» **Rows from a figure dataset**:
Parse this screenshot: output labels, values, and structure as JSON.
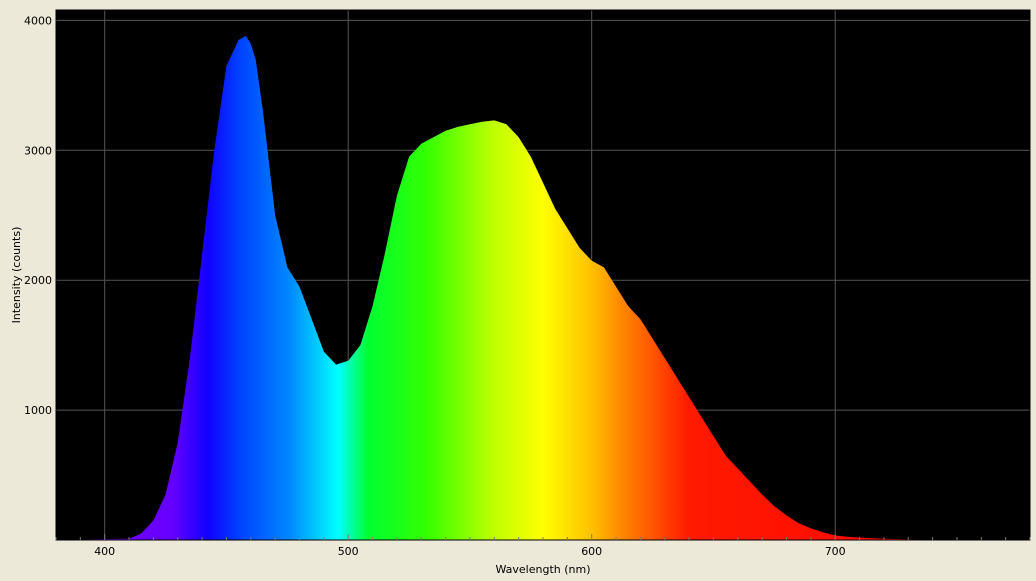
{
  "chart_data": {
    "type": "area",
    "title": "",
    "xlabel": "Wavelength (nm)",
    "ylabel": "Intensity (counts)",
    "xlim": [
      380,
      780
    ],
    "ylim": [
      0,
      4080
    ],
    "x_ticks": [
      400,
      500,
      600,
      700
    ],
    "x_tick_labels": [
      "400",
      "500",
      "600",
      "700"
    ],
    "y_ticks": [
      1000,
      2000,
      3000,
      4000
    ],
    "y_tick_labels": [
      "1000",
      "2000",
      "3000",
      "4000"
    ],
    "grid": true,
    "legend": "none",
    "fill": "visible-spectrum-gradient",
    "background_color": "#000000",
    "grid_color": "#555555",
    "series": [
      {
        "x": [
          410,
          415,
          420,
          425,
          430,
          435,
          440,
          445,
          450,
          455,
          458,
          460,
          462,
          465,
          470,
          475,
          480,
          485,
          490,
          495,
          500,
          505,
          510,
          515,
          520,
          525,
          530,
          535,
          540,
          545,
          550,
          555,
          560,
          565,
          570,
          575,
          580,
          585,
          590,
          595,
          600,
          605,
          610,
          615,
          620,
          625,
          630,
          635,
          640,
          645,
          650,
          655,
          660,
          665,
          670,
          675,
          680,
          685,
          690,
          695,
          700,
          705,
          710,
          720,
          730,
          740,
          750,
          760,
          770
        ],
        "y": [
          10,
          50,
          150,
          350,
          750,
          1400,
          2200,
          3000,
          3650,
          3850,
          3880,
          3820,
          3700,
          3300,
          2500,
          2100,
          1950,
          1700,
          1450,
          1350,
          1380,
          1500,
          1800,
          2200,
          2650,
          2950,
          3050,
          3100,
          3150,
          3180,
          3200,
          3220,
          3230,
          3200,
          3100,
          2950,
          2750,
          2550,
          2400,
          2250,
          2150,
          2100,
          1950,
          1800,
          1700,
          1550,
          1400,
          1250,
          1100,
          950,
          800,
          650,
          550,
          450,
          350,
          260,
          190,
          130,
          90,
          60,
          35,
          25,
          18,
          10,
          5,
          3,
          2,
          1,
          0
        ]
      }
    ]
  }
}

» **PROBLEM TO WORK ON**:
Set down all the data again exactly as above, pictures excluded.

» **REPLY**:
Parse this screenshot: output labels, values, and structure as JSON.
{
  "chart_data": {
    "type": "area",
    "title": "",
    "xlabel": "Wavelength (nm)",
    "ylabel": "Intensity (counts)",
    "xlim": [
      380,
      780
    ],
    "ylim": [
      0,
      4080
    ],
    "x_ticks": [
      400,
      500,
      600,
      700
    ],
    "x_tick_labels": [
      "400",
      "500",
      "600",
      "700"
    ],
    "y_ticks": [
      1000,
      2000,
      3000,
      4000
    ],
    "y_tick_labels": [
      "1000",
      "2000",
      "3000",
      "4000"
    ],
    "grid": true,
    "legend": "none",
    "fill": "visible-spectrum-gradient",
    "background_color": "#000000",
    "grid_color": "#555555",
    "series": [
      {
        "x": [
          410,
          415,
          420,
          425,
          430,
          435,
          440,
          445,
          450,
          455,
          458,
          460,
          462,
          465,
          470,
          475,
          480,
          485,
          490,
          495,
          500,
          505,
          510,
          515,
          520,
          525,
          530,
          535,
          540,
          545,
          550,
          555,
          560,
          565,
          570,
          575,
          580,
          585,
          590,
          595,
          600,
          605,
          610,
          615,
          620,
          625,
          630,
          635,
          640,
          645,
          650,
          655,
          660,
          665,
          670,
          675,
          680,
          685,
          690,
          695,
          700,
          705,
          710,
          720,
          730,
          740,
          750,
          760,
          770
        ],
        "y": [
          10,
          50,
          150,
          350,
          750,
          1400,
          2200,
          3000,
          3650,
          3850,
          3880,
          3820,
          3700,
          3300,
          2500,
          2100,
          1950,
          1700,
          1450,
          1350,
          1380,
          1500,
          1800,
          2200,
          2650,
          2950,
          3050,
          3100,
          3150,
          3180,
          3200,
          3220,
          3230,
          3200,
          3100,
          2950,
          2750,
          2550,
          2400,
          2250,
          2150,
          2100,
          1950,
          1800,
          1700,
          1550,
          1400,
          1250,
          1100,
          950,
          800,
          650,
          550,
          450,
          350,
          260,
          190,
          130,
          90,
          60,
          35,
          25,
          18,
          10,
          5,
          3,
          2,
          1,
          0
        ]
      }
    ]
  }
}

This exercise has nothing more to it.